Stated task -
Below you will find a set of lines. Repeat them all exactly.

Material for the task -
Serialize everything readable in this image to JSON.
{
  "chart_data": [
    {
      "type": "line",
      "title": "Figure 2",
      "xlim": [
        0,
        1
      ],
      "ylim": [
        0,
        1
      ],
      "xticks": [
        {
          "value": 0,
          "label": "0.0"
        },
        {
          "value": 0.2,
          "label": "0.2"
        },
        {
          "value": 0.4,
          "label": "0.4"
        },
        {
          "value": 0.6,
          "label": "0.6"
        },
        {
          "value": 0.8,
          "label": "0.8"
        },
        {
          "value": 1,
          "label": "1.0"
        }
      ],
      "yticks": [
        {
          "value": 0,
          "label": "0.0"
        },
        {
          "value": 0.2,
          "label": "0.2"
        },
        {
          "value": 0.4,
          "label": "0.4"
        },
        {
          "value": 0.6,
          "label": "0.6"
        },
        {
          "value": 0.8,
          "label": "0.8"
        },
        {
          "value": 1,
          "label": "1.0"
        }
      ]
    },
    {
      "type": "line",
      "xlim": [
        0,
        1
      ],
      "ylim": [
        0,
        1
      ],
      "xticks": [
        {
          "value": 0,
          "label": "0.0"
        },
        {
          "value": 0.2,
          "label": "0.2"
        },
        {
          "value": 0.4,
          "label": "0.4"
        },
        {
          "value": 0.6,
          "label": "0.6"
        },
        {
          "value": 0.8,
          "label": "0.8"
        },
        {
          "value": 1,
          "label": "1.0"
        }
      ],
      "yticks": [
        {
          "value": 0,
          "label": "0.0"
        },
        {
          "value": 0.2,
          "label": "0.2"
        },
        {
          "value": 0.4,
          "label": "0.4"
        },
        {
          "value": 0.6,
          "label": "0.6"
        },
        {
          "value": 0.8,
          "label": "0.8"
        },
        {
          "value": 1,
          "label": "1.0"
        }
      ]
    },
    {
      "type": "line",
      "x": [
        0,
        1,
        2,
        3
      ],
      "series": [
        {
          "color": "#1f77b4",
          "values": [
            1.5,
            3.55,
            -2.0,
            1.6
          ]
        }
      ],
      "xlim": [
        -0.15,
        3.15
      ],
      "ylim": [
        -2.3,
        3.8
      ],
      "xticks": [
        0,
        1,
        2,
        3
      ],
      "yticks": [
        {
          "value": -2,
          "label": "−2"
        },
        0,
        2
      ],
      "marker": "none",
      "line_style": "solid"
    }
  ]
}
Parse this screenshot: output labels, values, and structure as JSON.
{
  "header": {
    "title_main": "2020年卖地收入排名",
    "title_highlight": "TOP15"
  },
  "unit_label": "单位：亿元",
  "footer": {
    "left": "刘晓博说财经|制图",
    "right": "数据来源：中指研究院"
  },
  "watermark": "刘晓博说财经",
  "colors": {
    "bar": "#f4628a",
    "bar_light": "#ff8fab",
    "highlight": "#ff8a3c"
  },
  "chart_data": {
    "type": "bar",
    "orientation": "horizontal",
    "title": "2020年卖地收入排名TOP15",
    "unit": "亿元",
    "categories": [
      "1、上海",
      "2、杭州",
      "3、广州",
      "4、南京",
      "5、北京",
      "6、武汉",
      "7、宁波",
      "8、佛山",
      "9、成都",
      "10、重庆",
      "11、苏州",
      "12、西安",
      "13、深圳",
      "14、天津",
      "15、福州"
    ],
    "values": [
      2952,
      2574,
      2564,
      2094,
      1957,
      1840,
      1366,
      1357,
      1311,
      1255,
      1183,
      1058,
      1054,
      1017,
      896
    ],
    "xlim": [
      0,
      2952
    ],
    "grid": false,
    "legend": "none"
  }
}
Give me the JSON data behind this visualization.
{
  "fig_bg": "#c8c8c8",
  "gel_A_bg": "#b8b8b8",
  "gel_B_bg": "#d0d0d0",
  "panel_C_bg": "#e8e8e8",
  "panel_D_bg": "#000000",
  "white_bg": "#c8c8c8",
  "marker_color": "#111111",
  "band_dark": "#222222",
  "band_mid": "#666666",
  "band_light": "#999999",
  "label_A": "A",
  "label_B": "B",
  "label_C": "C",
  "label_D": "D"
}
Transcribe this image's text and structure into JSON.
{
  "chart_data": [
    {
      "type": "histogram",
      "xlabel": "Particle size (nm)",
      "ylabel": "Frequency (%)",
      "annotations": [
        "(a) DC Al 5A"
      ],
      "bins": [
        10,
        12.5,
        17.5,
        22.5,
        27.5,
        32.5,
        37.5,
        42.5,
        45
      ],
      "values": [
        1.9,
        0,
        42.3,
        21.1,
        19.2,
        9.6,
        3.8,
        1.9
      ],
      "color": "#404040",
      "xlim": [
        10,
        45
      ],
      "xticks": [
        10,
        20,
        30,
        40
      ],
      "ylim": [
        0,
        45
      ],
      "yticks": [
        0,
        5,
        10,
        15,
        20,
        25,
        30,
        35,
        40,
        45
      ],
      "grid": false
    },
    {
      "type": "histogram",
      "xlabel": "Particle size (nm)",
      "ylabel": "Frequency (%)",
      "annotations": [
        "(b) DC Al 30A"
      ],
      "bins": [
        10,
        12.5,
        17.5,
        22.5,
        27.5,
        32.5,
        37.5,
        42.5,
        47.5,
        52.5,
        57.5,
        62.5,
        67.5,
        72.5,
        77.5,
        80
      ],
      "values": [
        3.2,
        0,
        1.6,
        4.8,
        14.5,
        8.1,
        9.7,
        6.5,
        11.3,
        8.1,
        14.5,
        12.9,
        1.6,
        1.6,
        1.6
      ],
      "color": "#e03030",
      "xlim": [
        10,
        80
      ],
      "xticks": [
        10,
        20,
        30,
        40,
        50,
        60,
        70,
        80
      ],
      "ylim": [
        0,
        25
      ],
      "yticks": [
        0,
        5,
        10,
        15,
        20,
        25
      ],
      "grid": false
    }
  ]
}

Finished answer -
Serialize everything readable in this image to JSON.
{
  "chart_data": [
    {
      "type": "line",
      "title": "Figure 2",
      "xlim": [
        0,
        1
      ],
      "ylim": [
        0,
        1
      ],
      "xticks": [
        {
          "value": 0,
          "label": "0.0"
        },
        {
          "value": 0.2,
          "label": "0.2"
        },
        {
          "value": 0.4,
          "label": "0.4"
        },
        {
          "value": 0.6,
          "label": "0.6"
        },
        {
          "value": 0.8,
          "label": "0.8"
        },
        {
          "value": 1,
          "label": "1.0"
        }
      ],
      "yticks": [
        {
          "value": 0,
          "label": "0.0"
        },
        {
          "value": 0.2,
          "label": "0.2"
        },
        {
          "value": 0.4,
          "label": "0.4"
        },
        {
          "value": 0.6,
          "label": "0.6"
        },
        {
          "value": 0.8,
          "label": "0.8"
        },
        {
          "value": 1,
          "label": "1.0"
        }
      ]
    },
    {
      "type": "line",
      "xlim": [
        0,
        1
      ],
      "ylim": [
        0,
        1
      ],
      "xticks": [
        {
          "value": 0,
          "label": "0.0"
        },
        {
          "value": 0.2,
          "label": "0.2"
        },
        {
          "value": 0.4,
          "label": "0.4"
        },
        {
          "value": 0.6,
          "label": "0.6"
        },
        {
          "value": 0.8,
          "label": "0.8"
        },
        {
          "value": 1,
          "label": "1.0"
        }
      ],
      "yticks": [
        {
          "value": 0,
          "label": "0.0"
        },
        {
          "value": 0.2,
          "label": "0.2"
        },
        {
          "value": 0.4,
          "label": "0.4"
        },
        {
          "value": 0.6,
          "label": "0.6"
        },
        {
          "value": 0.8,
          "label": "0.8"
        },
        {
          "value": 1,
          "label": "1.0"
        }
      ]
    },
    {
      "type": "line",
      "x": [
        0,
        1,
        2,
        3
      ],
      "series": [
        {
          "color": "#1f77b4",
          "values": [
            1.5,
            3.55,
            -2.0,
            1.6
          ]
        }
      ],
      "xlim": [
        -0.15,
        3.15
      ],
      "ylim": [
        -2.3,
        3.8
      ],
      "xticks": [
        0,
        1,
        2,
        3
      ],
      "yticks": [
        {
          "value": -2,
          "label": "−2"
        },
        0,
        2
      ],
      "marker": "none",
      "line_style": "solid"
    }
  ]
}
Parse this screenshot: output labels, values, and structure as JSON.
{
  "header": {
    "title_main": "2020年卖地收入排名",
    "title_highlight": "TOP15"
  },
  "unit_label": "单位：亿元",
  "footer": {
    "left": "刘晓博说财经|制图",
    "right": "数据来源：中指研究院"
  },
  "watermark": "刘晓博说财经",
  "colors": {
    "bar": "#f4628a",
    "bar_light": "#ff8fab",
    "highlight": "#ff8a3c"
  },
  "chart_data": {
    "type": "bar",
    "orientation": "horizontal",
    "title": "2020年卖地收入排名TOP15",
    "unit": "亿元",
    "categories": [
      "1、上海",
      "2、杭州",
      "3、广州",
      "4、南京",
      "5、北京",
      "6、武汉",
      "7、宁波",
      "8、佛山",
      "9、成都",
      "10、重庆",
      "11、苏州",
      "12、西安",
      "13、深圳",
      "14、天津",
      "15、福州"
    ],
    "values": [
      2952,
      2574,
      2564,
      2094,
      1957,
      1840,
      1366,
      1357,
      1311,
      1255,
      1183,
      1058,
      1054,
      1017,
      896
    ],
    "xlim": [
      0,
      2952
    ],
    "grid": false,
    "legend": "none"
  }
}
Give me the JSON data behind this visualization.
{
  "fig_bg": "#c8c8c8",
  "gel_A_bg": "#b8b8b8",
  "gel_B_bg": "#d0d0d0",
  "panel_C_bg": "#e8e8e8",
  "panel_D_bg": "#000000",
  "white_bg": "#c8c8c8",
  "marker_color": "#111111",
  "band_dark": "#222222",
  "band_mid": "#666666",
  "band_light": "#999999",
  "label_A": "A",
  "label_B": "B",
  "label_C": "C",
  "label_D": "D"
}
Transcribe this image's text and structure into JSON.
{
  "chart_data": [
    {
      "type": "histogram",
      "xlabel": "Particle size (nm)",
      "ylabel": "Frequency (%)",
      "annotations": [
        "(a) DC Al 5A"
      ],
      "bins": [
        10,
        12.5,
        17.5,
        22.5,
        27.5,
        32.5,
        37.5,
        42.5,
        45
      ],
      "values": [
        1.9,
        0,
        42.3,
        21.1,
        19.2,
        9.6,
        3.8,
        1.9
      ],
      "color": "#404040",
      "xlim": [
        10,
        45
      ],
      "xticks": [
        10,
        20,
        30,
        40
      ],
      "ylim": [
        0,
        45
      ],
      "yticks": [
        0,
        5,
        10,
        15,
        20,
        25,
        30,
        35,
        40,
        45
      ],
      "grid": false
    },
    {
      "type": "histogram",
      "xlabel": "Particle size (nm)",
      "ylabel": "Frequency (%)",
      "annotations": [
        "(b) DC Al 30A"
      ],
      "bins": [
        10,
        12.5,
        17.5,
        22.5,
        27.5,
        32.5,
        37.5,
        42.5,
        47.5,
        52.5,
        57.5,
        62.5,
        67.5,
        72.5,
        77.5,
        80
      ],
      "values": [
        3.2,
        0,
        1.6,
        4.8,
        14.5,
        8.1,
        9.7,
        6.5,
        11.3,
        8.1,
        14.5,
        12.9,
        1.6,
        1.6,
        1.6
      ],
      "color": "#e03030",
      "xlim": [
        10,
        80
      ],
      "xticks": [
        10,
        20,
        30,
        40,
        50,
        60,
        70,
        80
      ],
      "ylim": [
        0,
        25
      ],
      "yticks": [
        0,
        5,
        10,
        15,
        20,
        25
      ],
      "grid": false
    }
  ]
}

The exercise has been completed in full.